Requirements: Each line containing the word "point" must be reported.

--- start of Provided information ---

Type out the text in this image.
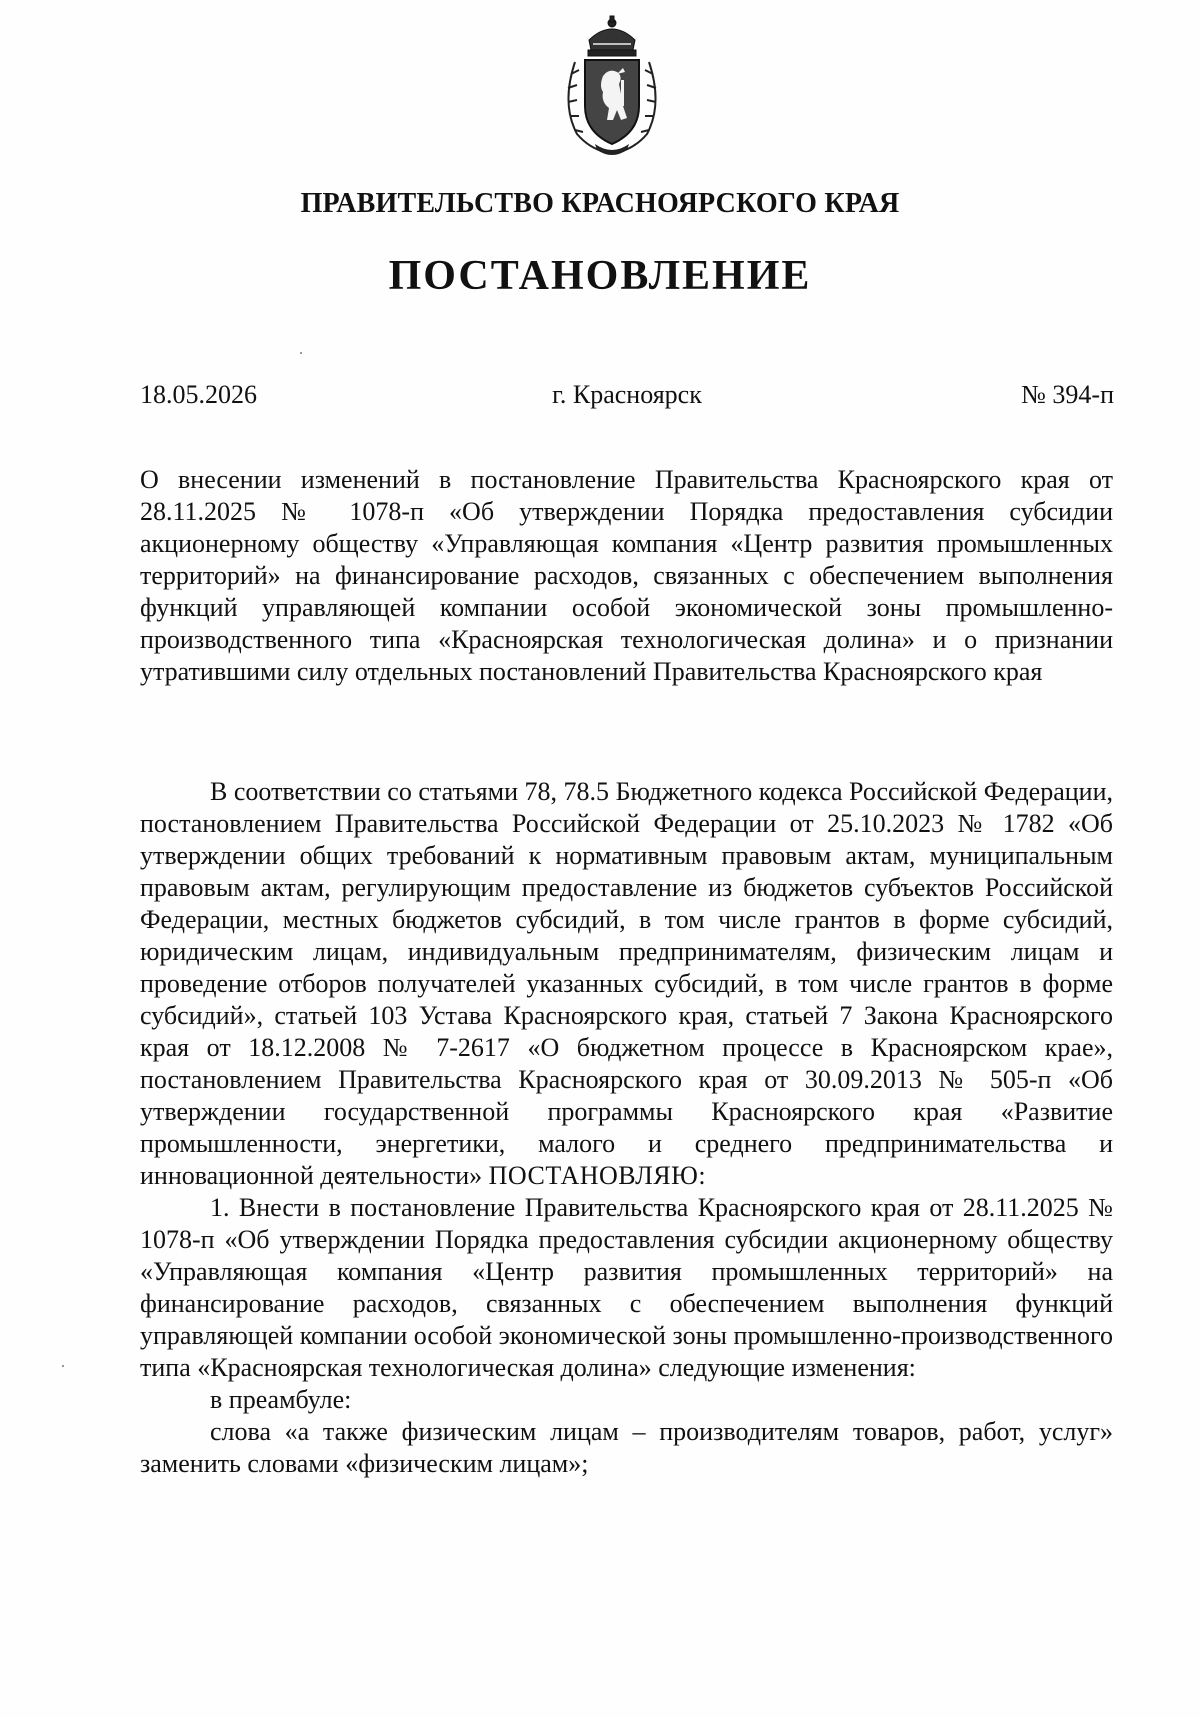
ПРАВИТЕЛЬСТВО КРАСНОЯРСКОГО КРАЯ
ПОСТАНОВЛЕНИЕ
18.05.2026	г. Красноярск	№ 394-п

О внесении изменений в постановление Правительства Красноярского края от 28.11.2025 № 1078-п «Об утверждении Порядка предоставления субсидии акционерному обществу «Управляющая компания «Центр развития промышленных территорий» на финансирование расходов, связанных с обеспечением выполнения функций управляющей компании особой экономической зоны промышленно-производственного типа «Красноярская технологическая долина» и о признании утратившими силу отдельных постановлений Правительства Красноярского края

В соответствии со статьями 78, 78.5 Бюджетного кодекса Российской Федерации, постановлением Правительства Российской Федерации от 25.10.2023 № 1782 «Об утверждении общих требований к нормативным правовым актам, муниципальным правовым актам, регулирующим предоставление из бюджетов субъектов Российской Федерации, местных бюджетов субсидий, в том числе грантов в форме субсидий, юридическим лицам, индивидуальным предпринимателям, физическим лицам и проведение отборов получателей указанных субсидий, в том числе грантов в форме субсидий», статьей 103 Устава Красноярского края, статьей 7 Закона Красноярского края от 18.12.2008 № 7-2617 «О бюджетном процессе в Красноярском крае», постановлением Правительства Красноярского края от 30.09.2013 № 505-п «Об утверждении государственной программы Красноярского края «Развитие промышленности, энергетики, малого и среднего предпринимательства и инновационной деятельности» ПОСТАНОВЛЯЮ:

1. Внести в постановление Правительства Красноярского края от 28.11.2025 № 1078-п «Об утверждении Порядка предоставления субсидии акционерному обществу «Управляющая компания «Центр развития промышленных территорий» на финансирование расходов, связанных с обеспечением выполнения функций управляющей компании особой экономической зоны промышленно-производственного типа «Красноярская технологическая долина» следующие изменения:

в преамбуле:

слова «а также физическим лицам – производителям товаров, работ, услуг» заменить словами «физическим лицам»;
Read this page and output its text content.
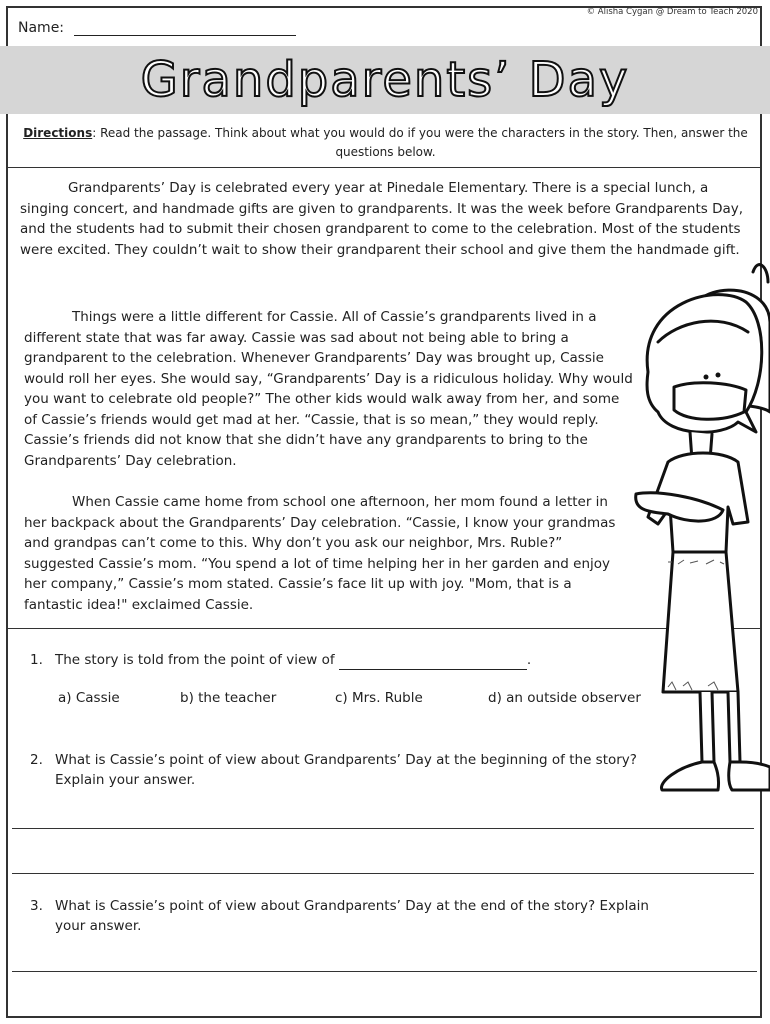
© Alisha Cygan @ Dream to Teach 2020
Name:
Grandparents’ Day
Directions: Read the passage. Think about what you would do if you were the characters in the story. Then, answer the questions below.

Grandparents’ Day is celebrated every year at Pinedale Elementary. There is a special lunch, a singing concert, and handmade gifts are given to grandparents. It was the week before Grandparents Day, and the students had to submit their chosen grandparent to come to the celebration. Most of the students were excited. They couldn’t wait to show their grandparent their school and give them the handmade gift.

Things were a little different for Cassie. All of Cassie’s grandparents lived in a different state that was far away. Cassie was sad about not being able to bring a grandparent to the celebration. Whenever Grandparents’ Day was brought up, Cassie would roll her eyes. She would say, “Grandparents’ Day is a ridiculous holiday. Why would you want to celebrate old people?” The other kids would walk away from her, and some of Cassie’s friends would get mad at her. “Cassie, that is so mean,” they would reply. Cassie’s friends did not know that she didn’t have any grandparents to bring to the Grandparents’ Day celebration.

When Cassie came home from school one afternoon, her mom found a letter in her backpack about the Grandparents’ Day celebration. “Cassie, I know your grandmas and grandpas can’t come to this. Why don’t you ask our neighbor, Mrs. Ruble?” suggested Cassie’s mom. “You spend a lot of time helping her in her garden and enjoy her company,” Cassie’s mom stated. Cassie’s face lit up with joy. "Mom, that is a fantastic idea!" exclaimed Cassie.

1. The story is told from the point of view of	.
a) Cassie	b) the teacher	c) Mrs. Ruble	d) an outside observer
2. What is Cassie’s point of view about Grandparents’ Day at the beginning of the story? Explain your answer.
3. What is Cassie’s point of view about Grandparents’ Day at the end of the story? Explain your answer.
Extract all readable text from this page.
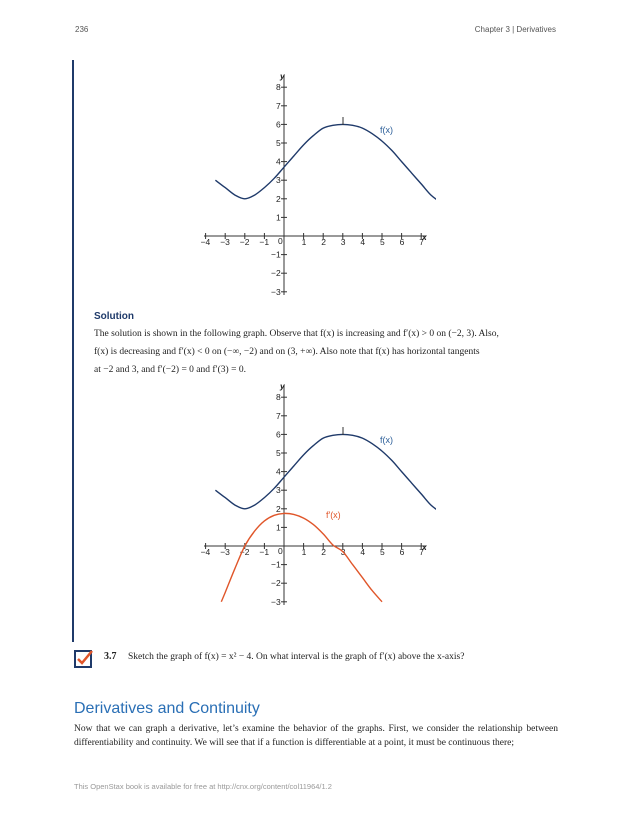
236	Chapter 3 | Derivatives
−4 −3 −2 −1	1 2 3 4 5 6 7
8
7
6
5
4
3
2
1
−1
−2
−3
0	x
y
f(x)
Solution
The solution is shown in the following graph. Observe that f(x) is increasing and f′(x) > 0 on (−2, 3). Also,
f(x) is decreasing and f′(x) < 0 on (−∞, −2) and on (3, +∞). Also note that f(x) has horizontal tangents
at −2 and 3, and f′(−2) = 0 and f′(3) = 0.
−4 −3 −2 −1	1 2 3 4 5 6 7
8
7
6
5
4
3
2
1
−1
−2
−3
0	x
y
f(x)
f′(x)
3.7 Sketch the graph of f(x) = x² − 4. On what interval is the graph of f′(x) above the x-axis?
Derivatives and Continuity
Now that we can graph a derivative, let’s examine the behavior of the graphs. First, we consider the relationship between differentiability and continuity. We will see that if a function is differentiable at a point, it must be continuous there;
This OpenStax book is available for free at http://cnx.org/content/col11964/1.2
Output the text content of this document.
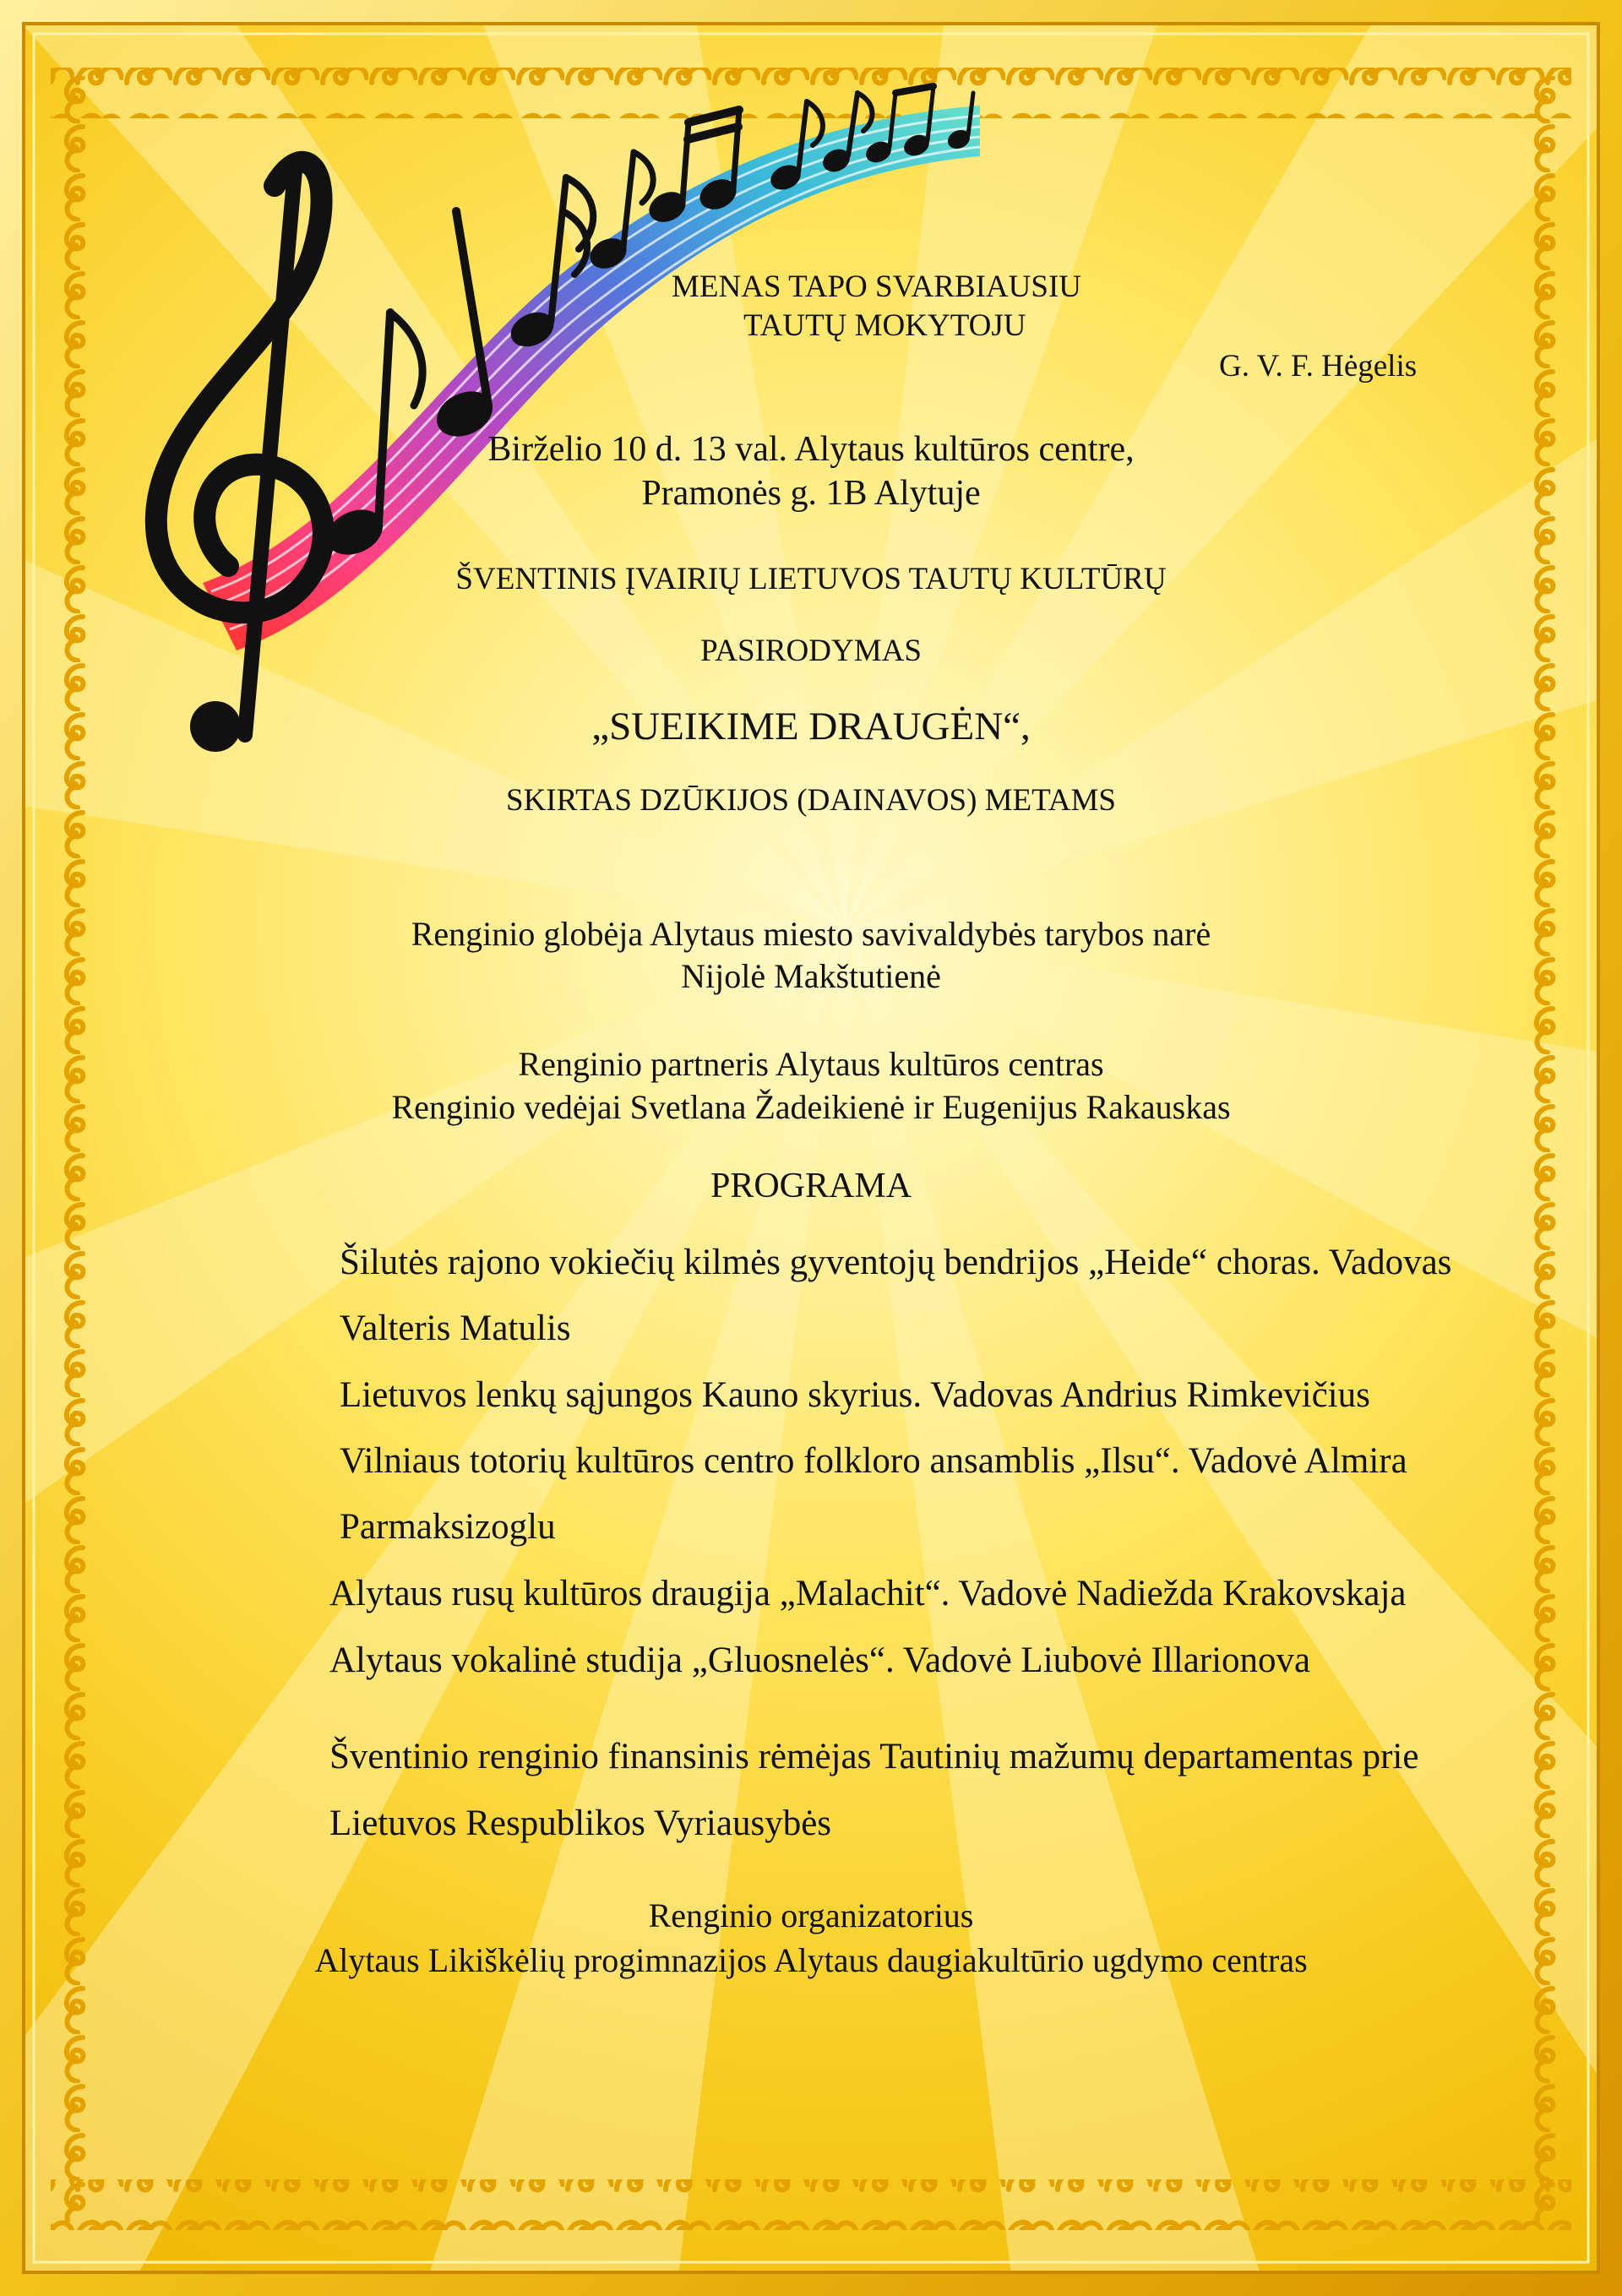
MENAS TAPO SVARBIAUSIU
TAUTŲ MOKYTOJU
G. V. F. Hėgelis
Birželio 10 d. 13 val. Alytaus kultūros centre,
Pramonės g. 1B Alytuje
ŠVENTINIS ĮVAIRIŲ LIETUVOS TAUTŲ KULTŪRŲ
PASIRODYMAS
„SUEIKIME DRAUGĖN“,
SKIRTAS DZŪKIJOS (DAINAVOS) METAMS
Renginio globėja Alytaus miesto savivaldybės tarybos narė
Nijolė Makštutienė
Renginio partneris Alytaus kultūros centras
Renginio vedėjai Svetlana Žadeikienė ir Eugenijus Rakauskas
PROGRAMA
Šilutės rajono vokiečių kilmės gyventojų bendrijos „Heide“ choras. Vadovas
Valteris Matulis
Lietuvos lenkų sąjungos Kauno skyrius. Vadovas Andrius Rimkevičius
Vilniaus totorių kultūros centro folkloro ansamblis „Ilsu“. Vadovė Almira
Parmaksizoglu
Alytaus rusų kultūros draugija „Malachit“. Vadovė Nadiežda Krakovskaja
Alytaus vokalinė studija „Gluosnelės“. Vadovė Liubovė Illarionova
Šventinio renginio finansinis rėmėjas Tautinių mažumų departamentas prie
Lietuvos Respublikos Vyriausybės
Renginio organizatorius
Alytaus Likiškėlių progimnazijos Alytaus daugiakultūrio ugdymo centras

--- end of Provided information ---

Reply to the exercise:
1. The story is told from the point of view of	.
2. What is Cassie’s point of view about Grandparents’ Day at the beginning of the story? Explain your answer.
3. What is Cassie’s point of view about Grandparents’ Day at the end of the story? Explain your answer.
Now that we can graph a derivative, let’s examine the behavior of the graphs. First, we consider the relationship between differentiability and continuity. We will see that if a function is differentiable at a point, it must be continuous there;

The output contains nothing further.